What is needed —
For every line in the records that has the word "color", make a copy.

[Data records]
"""

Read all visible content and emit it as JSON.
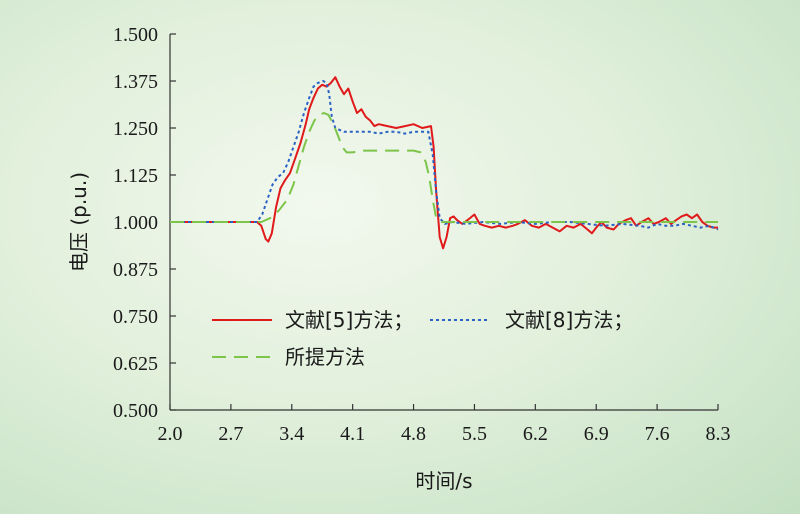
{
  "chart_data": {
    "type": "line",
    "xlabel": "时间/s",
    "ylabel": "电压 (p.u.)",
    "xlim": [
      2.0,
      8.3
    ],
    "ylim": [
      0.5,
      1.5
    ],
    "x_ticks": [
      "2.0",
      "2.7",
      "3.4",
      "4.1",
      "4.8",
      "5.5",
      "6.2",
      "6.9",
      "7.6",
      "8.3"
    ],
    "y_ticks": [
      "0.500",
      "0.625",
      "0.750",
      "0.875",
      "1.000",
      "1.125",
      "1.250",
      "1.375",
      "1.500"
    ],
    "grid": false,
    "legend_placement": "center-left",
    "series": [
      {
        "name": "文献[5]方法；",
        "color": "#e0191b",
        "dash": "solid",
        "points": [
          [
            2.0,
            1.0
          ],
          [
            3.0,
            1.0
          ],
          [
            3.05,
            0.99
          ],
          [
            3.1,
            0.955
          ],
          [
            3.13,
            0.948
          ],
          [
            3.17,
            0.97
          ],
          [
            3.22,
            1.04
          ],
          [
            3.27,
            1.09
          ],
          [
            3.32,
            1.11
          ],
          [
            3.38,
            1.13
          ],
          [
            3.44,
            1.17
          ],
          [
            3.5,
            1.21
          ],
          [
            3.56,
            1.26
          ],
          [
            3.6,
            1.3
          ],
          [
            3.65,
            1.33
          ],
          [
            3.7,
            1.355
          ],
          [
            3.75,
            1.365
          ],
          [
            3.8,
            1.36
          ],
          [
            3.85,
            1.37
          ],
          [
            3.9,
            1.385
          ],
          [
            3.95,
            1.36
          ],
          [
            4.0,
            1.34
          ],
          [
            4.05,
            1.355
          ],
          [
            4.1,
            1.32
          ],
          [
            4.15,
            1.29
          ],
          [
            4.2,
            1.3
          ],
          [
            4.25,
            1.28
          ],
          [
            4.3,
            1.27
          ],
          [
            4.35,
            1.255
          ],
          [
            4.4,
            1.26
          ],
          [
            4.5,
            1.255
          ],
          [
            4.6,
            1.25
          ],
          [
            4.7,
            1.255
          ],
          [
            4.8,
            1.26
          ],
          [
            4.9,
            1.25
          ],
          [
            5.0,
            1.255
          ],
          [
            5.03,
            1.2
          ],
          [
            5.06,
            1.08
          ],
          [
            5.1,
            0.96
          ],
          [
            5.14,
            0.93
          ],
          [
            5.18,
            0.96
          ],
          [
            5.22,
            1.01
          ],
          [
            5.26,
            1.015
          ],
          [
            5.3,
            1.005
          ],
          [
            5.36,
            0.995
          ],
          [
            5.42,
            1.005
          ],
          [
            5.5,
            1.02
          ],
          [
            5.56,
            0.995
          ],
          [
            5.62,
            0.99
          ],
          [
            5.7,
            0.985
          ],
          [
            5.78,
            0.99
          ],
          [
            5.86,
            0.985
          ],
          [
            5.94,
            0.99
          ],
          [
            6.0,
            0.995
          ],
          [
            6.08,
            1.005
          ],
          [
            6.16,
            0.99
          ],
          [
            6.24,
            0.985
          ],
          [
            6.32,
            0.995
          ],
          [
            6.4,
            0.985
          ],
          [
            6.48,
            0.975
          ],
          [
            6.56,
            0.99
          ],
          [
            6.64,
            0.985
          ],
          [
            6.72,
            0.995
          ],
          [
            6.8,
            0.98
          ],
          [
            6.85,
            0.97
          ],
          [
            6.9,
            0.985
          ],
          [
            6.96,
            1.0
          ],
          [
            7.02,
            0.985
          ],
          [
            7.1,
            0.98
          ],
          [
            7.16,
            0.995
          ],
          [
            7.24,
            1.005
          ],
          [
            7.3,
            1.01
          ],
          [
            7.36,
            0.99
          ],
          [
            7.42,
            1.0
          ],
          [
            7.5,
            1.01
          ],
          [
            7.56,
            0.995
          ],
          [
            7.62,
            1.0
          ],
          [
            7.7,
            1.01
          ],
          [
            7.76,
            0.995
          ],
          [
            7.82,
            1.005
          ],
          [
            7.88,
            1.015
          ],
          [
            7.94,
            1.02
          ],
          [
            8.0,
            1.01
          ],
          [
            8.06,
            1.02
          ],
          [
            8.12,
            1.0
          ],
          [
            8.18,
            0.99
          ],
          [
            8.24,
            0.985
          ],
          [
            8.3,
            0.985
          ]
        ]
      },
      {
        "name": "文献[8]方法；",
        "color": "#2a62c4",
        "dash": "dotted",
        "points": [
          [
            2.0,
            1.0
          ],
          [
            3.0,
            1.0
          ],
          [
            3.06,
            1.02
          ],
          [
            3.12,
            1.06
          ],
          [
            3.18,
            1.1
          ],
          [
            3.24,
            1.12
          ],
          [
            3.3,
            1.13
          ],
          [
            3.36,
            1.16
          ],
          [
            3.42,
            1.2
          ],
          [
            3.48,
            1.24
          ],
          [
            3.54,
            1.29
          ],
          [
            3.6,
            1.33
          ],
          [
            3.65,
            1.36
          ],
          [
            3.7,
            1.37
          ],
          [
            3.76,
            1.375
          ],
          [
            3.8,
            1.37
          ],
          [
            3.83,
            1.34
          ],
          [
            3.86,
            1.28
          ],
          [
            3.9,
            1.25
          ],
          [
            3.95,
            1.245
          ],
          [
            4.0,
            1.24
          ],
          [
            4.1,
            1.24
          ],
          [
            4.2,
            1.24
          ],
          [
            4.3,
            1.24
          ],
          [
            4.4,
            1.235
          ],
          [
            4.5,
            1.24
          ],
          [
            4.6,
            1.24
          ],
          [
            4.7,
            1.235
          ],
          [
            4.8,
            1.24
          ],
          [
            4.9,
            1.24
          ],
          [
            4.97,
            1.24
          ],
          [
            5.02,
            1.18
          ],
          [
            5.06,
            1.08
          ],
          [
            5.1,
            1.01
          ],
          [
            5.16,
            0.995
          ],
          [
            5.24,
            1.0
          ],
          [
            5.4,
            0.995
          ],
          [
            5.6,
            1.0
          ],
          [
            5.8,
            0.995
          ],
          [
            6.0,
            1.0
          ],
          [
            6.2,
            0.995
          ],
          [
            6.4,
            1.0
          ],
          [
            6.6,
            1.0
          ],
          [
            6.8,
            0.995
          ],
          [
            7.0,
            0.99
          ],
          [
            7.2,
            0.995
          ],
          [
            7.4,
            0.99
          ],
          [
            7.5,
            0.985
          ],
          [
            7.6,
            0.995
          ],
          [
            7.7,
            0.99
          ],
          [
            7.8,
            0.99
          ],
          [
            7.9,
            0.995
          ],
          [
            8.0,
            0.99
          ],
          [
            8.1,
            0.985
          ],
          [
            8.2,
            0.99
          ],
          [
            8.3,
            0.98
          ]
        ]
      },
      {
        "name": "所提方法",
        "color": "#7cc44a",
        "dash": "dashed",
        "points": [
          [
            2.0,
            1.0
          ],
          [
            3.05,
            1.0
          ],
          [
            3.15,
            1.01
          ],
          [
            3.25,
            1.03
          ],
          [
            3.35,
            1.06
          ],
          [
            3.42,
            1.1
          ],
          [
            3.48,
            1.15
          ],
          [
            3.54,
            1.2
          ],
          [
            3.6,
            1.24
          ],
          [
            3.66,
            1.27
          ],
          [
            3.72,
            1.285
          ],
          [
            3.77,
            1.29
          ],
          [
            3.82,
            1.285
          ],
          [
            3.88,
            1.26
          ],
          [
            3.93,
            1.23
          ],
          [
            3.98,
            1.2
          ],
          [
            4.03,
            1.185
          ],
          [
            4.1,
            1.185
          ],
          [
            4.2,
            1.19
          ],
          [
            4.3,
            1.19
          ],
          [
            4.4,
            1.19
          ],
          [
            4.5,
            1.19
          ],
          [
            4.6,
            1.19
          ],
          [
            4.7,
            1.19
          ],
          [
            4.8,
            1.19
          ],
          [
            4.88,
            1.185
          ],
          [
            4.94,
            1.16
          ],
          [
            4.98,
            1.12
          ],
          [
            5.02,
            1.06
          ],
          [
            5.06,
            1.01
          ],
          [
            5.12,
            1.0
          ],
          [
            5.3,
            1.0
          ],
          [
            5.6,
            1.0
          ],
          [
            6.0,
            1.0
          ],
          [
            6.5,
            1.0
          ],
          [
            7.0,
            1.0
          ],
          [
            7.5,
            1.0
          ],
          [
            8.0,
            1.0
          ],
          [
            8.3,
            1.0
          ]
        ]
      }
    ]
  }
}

"""

Output of the exercise —
        "color": "#e0191b",
        "color": "#2a62c4",
        "color": "#7cc44a",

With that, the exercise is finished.